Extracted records
┄┄┄┄┄┄
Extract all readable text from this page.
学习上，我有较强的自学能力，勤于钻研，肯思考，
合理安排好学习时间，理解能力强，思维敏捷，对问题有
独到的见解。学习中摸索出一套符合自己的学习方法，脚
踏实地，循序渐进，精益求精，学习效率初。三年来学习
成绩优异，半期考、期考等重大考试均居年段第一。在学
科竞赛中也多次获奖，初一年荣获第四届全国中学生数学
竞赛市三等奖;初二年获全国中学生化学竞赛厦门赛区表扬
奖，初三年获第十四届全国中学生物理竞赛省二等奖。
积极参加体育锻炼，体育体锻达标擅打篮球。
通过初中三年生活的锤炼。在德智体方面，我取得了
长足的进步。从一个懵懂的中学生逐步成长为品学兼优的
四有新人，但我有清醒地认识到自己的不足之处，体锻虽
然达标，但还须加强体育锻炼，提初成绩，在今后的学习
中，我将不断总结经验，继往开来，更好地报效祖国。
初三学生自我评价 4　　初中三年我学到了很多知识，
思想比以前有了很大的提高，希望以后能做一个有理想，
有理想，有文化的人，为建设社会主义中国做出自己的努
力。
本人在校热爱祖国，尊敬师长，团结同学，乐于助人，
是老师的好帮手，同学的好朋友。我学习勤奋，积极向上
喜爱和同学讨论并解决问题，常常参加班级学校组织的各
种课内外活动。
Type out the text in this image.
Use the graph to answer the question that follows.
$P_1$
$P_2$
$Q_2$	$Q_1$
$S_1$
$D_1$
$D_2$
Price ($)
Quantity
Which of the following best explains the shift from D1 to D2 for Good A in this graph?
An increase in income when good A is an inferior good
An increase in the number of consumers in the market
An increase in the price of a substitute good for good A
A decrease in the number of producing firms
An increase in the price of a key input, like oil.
┄┄┄┄┄┄
EXERCISE PROMPT:
Copy out every line from the one containing "Type out the text in this image." to the end of the material, both ends included.

TASK RESPONSE:
Type out the text in this image.
Use the graph to answer the question that follows.
$P_1$
$P_2$
$Q_2$	$Q_1$
$S_1$
$D_1$
$D_2$
Price ($)
Quantity
Which of the following best explains the shift from D1 to D2 for Good A in this graph?
An increase in income when good A is an inferior good
An increase in the number of consumers in the market
An increase in the price of a substitute good for good A
A decrease in the number of producing firms
An increase in the price of a key input, like oil.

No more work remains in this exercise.